**What to work on**
Select, from the data, each line where "Кудрявин" occurs.

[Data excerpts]
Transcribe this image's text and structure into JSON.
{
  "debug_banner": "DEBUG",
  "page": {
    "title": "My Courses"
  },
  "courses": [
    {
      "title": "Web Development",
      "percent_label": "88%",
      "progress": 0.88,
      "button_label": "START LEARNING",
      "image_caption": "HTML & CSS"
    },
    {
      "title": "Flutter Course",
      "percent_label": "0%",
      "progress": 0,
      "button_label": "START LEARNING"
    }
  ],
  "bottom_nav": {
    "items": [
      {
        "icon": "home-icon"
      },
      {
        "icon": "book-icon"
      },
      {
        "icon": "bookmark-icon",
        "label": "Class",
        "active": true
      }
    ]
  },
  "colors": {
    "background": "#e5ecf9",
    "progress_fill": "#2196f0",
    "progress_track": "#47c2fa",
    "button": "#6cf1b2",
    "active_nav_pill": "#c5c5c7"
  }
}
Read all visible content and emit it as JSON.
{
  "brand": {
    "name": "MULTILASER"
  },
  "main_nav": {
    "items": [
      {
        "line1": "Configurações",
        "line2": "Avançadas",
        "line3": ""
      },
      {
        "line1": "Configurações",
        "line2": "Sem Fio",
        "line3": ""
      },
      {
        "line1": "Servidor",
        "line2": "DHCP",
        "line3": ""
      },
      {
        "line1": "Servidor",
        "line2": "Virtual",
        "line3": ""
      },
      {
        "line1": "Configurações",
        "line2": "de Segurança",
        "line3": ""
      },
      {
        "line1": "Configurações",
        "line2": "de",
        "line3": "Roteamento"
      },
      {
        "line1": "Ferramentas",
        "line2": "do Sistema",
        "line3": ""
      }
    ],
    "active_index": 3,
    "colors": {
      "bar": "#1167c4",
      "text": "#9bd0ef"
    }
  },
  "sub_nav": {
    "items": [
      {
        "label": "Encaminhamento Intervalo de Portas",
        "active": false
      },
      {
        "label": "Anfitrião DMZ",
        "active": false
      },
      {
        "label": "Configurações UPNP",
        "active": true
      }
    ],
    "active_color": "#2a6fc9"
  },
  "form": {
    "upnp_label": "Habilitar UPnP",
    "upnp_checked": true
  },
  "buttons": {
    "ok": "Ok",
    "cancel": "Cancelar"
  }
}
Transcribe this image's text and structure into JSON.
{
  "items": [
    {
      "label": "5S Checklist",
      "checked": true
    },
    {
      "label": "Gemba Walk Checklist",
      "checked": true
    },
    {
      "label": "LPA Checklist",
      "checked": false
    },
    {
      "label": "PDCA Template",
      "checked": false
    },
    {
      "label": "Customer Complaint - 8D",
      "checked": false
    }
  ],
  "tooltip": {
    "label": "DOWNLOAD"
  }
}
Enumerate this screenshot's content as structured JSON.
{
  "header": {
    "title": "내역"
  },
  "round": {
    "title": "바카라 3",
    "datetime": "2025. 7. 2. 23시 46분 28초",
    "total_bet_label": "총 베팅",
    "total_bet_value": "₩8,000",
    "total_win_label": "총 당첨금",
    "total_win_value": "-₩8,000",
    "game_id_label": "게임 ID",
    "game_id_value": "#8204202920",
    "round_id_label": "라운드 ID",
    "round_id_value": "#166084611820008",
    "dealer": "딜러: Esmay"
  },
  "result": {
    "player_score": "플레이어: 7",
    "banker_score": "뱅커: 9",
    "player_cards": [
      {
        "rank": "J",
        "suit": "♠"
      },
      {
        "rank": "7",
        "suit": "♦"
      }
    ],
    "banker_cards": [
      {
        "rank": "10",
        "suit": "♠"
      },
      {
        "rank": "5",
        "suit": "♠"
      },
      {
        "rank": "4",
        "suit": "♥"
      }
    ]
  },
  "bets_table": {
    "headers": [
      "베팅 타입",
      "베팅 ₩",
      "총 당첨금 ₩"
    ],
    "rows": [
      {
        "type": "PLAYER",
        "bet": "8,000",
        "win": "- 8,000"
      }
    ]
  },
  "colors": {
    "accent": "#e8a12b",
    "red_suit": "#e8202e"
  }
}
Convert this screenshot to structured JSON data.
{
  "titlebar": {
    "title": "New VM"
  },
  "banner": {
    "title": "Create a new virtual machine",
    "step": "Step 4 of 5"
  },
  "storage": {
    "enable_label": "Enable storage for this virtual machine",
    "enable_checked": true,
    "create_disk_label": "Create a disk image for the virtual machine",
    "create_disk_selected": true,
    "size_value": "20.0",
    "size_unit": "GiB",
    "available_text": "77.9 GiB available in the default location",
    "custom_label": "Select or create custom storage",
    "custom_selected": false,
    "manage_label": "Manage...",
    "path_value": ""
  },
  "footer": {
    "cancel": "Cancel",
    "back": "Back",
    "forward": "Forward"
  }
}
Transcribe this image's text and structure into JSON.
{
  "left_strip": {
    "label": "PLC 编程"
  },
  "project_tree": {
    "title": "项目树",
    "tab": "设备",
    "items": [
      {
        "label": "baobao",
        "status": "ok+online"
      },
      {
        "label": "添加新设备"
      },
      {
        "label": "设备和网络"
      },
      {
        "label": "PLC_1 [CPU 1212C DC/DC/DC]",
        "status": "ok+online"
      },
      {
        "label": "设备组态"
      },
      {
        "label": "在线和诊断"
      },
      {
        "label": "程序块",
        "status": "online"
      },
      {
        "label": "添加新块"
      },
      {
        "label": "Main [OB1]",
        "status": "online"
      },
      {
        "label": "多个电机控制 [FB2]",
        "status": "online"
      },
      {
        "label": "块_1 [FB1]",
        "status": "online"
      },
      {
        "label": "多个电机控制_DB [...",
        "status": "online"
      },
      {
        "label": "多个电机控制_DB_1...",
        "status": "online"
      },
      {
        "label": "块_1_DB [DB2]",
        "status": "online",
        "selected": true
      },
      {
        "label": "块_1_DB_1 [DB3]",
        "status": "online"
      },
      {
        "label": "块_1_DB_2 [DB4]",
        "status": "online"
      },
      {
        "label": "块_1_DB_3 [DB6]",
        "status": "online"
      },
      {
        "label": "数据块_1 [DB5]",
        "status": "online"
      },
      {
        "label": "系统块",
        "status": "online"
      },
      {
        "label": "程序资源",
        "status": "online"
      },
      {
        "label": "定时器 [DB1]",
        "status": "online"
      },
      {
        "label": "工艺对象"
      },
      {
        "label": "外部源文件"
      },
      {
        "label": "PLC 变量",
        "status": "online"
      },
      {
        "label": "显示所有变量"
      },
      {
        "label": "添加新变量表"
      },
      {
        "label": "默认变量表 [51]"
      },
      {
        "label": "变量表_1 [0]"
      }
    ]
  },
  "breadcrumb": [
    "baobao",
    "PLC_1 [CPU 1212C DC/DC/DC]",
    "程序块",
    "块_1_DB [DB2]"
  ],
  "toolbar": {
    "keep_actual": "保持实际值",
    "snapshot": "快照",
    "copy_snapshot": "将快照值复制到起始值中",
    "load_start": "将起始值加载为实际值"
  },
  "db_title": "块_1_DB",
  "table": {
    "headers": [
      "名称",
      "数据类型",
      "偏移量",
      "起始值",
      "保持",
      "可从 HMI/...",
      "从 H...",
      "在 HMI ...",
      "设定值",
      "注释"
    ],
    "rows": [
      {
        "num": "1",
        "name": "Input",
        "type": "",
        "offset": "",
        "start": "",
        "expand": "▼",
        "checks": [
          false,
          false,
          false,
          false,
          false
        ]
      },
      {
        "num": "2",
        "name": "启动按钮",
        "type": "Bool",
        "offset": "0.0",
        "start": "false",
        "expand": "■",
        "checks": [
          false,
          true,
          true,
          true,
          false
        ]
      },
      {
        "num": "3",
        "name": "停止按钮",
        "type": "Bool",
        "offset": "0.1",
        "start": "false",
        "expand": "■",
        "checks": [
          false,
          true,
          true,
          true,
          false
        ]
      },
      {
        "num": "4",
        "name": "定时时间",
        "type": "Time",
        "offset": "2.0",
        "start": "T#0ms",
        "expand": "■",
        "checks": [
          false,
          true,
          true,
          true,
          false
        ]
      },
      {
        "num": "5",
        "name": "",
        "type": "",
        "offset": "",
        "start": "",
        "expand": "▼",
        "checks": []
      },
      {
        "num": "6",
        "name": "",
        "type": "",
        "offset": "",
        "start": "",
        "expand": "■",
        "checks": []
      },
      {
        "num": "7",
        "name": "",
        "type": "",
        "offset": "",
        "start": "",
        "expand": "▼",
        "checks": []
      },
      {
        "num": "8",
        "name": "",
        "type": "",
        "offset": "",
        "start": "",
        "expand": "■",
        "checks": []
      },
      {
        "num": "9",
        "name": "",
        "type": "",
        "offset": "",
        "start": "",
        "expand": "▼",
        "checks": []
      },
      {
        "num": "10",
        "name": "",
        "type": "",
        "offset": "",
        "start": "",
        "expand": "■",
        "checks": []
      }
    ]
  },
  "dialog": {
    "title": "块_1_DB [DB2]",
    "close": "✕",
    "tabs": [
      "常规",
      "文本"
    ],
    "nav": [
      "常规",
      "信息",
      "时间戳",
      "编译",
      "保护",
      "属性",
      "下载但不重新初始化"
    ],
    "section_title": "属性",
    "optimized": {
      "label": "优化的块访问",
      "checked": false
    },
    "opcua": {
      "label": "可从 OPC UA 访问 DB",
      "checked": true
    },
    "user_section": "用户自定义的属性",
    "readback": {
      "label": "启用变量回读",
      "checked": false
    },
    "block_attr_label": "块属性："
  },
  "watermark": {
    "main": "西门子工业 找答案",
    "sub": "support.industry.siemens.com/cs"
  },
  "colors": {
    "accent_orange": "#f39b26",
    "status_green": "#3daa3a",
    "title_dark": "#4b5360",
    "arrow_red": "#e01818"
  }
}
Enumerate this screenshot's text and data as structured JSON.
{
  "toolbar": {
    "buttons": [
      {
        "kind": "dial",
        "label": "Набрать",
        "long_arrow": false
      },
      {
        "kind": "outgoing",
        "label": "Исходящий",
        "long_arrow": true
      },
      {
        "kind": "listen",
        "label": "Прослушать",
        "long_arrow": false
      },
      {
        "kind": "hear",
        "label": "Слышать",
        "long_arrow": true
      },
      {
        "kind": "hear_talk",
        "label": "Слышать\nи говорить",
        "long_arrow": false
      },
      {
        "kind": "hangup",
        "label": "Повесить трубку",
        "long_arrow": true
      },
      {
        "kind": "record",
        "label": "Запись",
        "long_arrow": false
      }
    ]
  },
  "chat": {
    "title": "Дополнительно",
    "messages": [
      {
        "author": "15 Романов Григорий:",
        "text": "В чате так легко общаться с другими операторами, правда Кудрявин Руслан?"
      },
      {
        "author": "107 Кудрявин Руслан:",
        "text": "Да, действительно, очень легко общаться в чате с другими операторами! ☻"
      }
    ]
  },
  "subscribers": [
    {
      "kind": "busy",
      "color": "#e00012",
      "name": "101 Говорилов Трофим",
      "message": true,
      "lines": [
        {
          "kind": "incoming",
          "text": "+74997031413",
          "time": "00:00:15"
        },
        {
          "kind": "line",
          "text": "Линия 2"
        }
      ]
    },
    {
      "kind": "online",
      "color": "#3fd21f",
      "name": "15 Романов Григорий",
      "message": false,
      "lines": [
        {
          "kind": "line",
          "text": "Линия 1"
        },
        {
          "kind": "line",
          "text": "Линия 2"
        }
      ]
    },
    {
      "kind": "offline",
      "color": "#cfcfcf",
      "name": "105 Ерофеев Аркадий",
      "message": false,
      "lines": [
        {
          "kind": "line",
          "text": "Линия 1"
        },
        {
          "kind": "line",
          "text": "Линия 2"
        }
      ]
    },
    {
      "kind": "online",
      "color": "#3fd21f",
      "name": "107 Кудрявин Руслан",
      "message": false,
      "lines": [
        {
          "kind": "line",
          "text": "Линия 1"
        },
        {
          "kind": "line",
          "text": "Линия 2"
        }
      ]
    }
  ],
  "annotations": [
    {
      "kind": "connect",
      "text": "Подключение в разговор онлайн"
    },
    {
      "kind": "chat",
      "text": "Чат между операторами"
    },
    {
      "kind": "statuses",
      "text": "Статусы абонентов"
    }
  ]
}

**Solution to this exercise**
        "text": "В чате так легко общаться с другими операторами, правда Кудрявин Руслан?"
        "author": "107 Кудрявин Руслан:",
      "name": "107 Кудрявин Руслан",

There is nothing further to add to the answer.